Copy every entry exactly.

■ Data entries

begin

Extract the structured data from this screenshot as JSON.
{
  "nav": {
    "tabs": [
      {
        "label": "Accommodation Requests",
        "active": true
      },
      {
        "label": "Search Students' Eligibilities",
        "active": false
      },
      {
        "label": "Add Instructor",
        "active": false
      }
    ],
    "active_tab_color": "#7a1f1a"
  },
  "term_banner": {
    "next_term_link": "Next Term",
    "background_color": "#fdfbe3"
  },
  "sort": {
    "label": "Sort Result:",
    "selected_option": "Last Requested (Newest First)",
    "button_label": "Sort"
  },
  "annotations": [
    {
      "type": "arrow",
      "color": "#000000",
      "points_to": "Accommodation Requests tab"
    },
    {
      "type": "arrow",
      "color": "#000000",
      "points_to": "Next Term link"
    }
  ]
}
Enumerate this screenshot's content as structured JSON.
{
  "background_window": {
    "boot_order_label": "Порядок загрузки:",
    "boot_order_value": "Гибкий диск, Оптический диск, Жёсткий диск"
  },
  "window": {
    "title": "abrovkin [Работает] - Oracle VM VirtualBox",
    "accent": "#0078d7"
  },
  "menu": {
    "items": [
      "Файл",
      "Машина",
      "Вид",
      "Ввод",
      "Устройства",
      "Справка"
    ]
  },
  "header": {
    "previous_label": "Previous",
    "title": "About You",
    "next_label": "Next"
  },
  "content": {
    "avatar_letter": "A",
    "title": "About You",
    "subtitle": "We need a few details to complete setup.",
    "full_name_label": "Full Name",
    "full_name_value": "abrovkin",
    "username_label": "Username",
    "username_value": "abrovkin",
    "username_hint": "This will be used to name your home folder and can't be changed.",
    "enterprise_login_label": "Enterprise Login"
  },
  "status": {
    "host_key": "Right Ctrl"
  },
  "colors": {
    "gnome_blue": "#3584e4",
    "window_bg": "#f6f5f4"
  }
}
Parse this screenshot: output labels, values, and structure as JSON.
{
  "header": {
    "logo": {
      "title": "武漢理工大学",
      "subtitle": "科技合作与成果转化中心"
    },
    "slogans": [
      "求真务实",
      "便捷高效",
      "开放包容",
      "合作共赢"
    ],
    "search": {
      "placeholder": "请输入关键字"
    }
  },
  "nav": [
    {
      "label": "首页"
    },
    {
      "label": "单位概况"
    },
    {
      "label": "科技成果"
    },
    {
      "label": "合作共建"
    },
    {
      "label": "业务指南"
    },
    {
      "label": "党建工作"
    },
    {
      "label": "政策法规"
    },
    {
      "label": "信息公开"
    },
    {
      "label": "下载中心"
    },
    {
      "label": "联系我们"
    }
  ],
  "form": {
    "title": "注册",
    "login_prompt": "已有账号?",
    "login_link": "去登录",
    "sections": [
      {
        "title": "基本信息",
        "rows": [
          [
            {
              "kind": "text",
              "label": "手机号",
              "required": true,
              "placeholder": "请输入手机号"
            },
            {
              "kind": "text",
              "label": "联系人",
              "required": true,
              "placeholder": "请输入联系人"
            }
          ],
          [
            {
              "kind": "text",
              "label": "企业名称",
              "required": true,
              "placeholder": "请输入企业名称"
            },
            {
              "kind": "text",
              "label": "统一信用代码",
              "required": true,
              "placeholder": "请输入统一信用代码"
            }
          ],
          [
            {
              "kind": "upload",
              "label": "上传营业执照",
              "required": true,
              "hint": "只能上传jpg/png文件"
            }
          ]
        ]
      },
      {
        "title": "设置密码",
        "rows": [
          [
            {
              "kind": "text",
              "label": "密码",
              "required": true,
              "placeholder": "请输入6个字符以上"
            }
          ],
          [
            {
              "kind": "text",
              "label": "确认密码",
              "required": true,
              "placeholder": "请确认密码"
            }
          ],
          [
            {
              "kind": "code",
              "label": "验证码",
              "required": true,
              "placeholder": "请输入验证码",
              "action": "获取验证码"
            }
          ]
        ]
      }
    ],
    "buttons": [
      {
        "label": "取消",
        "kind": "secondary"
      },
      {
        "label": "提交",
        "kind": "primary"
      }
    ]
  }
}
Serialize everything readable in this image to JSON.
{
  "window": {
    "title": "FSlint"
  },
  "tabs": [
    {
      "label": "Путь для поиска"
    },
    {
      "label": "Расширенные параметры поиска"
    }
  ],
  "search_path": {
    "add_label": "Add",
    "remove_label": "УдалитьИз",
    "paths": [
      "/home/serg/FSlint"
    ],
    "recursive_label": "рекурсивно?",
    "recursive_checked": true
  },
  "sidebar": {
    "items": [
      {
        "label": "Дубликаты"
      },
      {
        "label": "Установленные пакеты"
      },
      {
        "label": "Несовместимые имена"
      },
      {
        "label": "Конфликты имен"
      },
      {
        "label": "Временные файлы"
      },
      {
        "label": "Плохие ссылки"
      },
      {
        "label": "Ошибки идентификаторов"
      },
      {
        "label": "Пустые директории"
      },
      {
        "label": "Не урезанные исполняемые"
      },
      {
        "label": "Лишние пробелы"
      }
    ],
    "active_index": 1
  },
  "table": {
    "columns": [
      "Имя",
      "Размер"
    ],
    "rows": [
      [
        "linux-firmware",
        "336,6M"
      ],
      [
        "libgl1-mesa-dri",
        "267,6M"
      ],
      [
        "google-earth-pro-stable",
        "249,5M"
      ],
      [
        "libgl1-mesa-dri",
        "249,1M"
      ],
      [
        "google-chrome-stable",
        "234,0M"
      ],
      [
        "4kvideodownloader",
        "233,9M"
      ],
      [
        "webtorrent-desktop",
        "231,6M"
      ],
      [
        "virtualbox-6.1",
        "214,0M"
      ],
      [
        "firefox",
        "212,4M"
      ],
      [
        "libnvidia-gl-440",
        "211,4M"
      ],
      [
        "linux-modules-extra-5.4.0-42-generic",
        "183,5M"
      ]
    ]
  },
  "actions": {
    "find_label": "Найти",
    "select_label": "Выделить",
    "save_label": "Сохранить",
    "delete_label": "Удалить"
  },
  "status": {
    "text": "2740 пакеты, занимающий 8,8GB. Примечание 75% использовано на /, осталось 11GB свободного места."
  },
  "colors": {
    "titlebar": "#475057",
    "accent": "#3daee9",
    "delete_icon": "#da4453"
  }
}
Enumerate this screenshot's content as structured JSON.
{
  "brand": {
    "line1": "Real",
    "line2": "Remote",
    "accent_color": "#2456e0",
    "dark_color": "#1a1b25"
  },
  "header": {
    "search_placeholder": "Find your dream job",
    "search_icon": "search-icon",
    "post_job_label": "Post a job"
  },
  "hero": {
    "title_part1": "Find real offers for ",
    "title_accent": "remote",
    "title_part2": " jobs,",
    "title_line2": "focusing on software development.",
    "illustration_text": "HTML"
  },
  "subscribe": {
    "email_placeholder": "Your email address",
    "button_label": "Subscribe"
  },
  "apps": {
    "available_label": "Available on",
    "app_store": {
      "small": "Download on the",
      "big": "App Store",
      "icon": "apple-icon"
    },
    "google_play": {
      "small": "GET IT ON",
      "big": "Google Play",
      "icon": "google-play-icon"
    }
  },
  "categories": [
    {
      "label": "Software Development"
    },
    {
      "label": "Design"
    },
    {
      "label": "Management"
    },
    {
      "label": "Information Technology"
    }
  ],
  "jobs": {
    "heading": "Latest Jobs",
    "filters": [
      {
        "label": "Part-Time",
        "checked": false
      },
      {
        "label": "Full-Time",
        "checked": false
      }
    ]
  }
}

end

■ Solution for this task
Extract the structured data from this screenshot as JSON.
{
  "nav": {
    "tabs": [
      {
        "label": "Accommodation Requests",
        "active": true
      },
      {
        "label": "Search Students' Eligibilities",
        "active": false
      },
      {
        "label": "Add Instructor",
        "active": false
      }
    ],
    "active_tab_color": "#7a1f1a"
  },
  "term_banner": {
    "next_term_link": "Next Term",
    "background_color": "#fdfbe3"
  },
  "sort": {
    "label": "Sort Result:",
    "selected_option": "Last Requested (Newest First)",
    "button_label": "Sort"
  },
  "annotations": [
    {
      "type": "arrow",
      "color": "#000000",
      "points_to": "Accommodation Requests tab"
    },
    {
      "type": "arrow",
      "color": "#000000",
      "points_to": "Next Term link"
    }
  ]
}
Enumerate this screenshot's content as structured JSON.
{
  "background_window": {
    "boot_order_label": "Порядок загрузки:",
    "boot_order_value": "Гибкий диск, Оптический диск, Жёсткий диск"
  },
  "window": {
    "title": "abrovkin [Работает] - Oracle VM VirtualBox",
    "accent": "#0078d7"
  },
  "menu": {
    "items": [
      "Файл",
      "Машина",
      "Вид",
      "Ввод",
      "Устройства",
      "Справка"
    ]
  },
  "header": {
    "previous_label": "Previous",
    "title": "About You",
    "next_label": "Next"
  },
  "content": {
    "avatar_letter": "A",
    "title": "About You",
    "subtitle": "We need a few details to complete setup.",
    "full_name_label": "Full Name",
    "full_name_value": "abrovkin",
    "username_label": "Username",
    "username_value": "abrovkin",
    "username_hint": "This will be used to name your home folder and can't be changed.",
    "enterprise_login_label": "Enterprise Login"
  },
  "status": {
    "host_key": "Right Ctrl"
  },
  "colors": {
    "gnome_blue": "#3584e4",
    "window_bg": "#f6f5f4"
  }
}
Parse this screenshot: output labels, values, and structure as JSON.
{
  "header": {
    "logo": {
      "title": "武漢理工大学",
      "subtitle": "科技合作与成果转化中心"
    },
    "slogans": [
      "求真务实",
      "便捷高效",
      "开放包容",
      "合作共赢"
    ],
    "search": {
      "placeholder": "请输入关键字"
    }
  },
  "nav": [
    {
      "label": "首页"
    },
    {
      "label": "单位概况"
    },
    {
      "label": "科技成果"
    },
    {
      "label": "合作共建"
    },
    {
      "label": "业务指南"
    },
    {
      "label": "党建工作"
    },
    {
      "label": "政策法规"
    },
    {
      "label": "信息公开"
    },
    {
      "label": "下载中心"
    },
    {
      "label": "联系我们"
    }
  ],
  "form": {
    "title": "注册",
    "login_prompt": "已有账号?",
    "login_link": "去登录",
    "sections": [
      {
        "title": "基本信息",
        "rows": [
          [
            {
              "kind": "text",
              "label": "手机号",
              "required": true,
              "placeholder": "请输入手机号"
            },
            {
              "kind": "text",
              "label": "联系人",
              "required": true,
              "placeholder": "请输入联系人"
            }
          ],
          [
            {
              "kind": "text",
              "label": "企业名称",
              "required": true,
              "placeholder": "请输入企业名称"
            },
            {
              "kind": "text",
              "label": "统一信用代码",
              "required": true,
              "placeholder": "请输入统一信用代码"
            }
          ],
          [
            {
              "kind": "upload",
              "label": "上传营业执照",
              "required": true,
              "hint": "只能上传jpg/png文件"
            }
          ]
        ]
      },
      {
        "title": "设置密码",
        "rows": [
          [
            {
              "kind": "text",
              "label": "密码",
              "required": true,
              "placeholder": "请输入6个字符以上"
            }
          ],
          [
            {
              "kind": "text",
              "label": "确认密码",
              "required": true,
              "placeholder": "请确认密码"
            }
          ],
          [
            {
              "kind": "code",
              "label": "验证码",
              "required": true,
              "placeholder": "请输入验证码",
              "action": "获取验证码"
            }
          ]
        ]
      }
    ],
    "buttons": [
      {
        "label": "取消",
        "kind": "secondary"
      },
      {
        "label": "提交",
        "kind": "primary"
      }
    ]
  }
}
Serialize everything readable in this image to JSON.
{
  "window": {
    "title": "FSlint"
  },
  "tabs": [
    {
      "label": "Путь для поиска"
    },
    {
      "label": "Расширенные параметры поиска"
    }
  ],
  "search_path": {
    "add_label": "Add",
    "remove_label": "УдалитьИз",
    "paths": [
      "/home/serg/FSlint"
    ],
    "recursive_label": "рекурсивно?",
    "recursive_checked": true
  },
  "sidebar": {
    "items": [
      {
        "label": "Дубликаты"
      },
      {
        "label": "Установленные пакеты"
      },
      {
        "label": "Несовместимые имена"
      },
      {
        "label": "Конфликты имен"
      },
      {
        "label": "Временные файлы"
      },
      {
        "label": "Плохие ссылки"
      },
      {
        "label": "Ошибки идентификаторов"
      },
      {
        "label": "Пустые директории"
      },
      {
        "label": "Не урезанные исполняемые"
      },
      {
        "label": "Лишние пробелы"
      }
    ],
    "active_index": 1
  },
  "table": {
    "columns": [
      "Имя",
      "Размер"
    ],
    "rows": [
      [
        "linux-firmware",
        "336,6M"
      ],
      [
        "libgl1-mesa-dri",
        "267,6M"
      ],
      [
        "google-earth-pro-stable",
        "249,5M"
      ],
      [
        "libgl1-mesa-dri",
        "249,1M"
      ],
      [
        "google-chrome-stable",
        "234,0M"
      ],
      [
        "4kvideodownloader",
        "233,9M"
      ],
      [
        "webtorrent-desktop",
        "231,6M"
      ],
      [
        "virtualbox-6.1",
        "214,0M"
      ],
      [
        "firefox",
        "212,4M"
      ],
      [
        "libnvidia-gl-440",
        "211,4M"
      ],
      [
        "linux-modules-extra-5.4.0-42-generic",
        "183,5M"
      ]
    ]
  },
  "actions": {
    "find_label": "Найти",
    "select_label": "Выделить",
    "save_label": "Сохранить",
    "delete_label": "Удалить"
  },
  "status": {
    "text": "2740 пакеты, занимающий 8,8GB. Примечание 75% использовано на /, осталось 11GB свободного места."
  },
  "colors": {
    "titlebar": "#475057",
    "accent": "#3daee9",
    "delete_icon": "#da4453"
  }
}
Enumerate this screenshot's content as structured JSON.
{
  "brand": {
    "line1": "Real",
    "line2": "Remote",
    "accent_color": "#2456e0",
    "dark_color": "#1a1b25"
  },
  "header": {
    "search_placeholder": "Find your dream job",
    "search_icon": "search-icon",
    "post_job_label": "Post a job"
  },
  "hero": {
    "title_part1": "Find real offers for ",
    "title_accent": "remote",
    "title_part2": " jobs,",
    "title_line2": "focusing on software development.",
    "illustration_text": "HTML"
  },
  "subscribe": {
    "email_placeholder": "Your email address",
    "button_label": "Subscribe"
  },
  "apps": {
    "available_label": "Available on",
    "app_store": {
      "small": "Download on the",
      "big": "App Store",
      "icon": "apple-icon"
    },
    "google_play": {
      "small": "GET IT ON",
      "big": "Google Play",
      "icon": "google-play-icon"
    }
  },
  "categories": [
    {
      "label": "Software Development"
    },
    {
      "label": "Design"
    },
    {
      "label": "Management"
    },
    {
      "label": "Information Technology"
    }
  ],
  "jobs": {
    "heading": "Latest Jobs",
    "filters": [
      {
        "label": "Part-Time",
        "checked": false
      },
      {
        "label": "Full-Time",
        "checked": false
      }
    ]
  }
}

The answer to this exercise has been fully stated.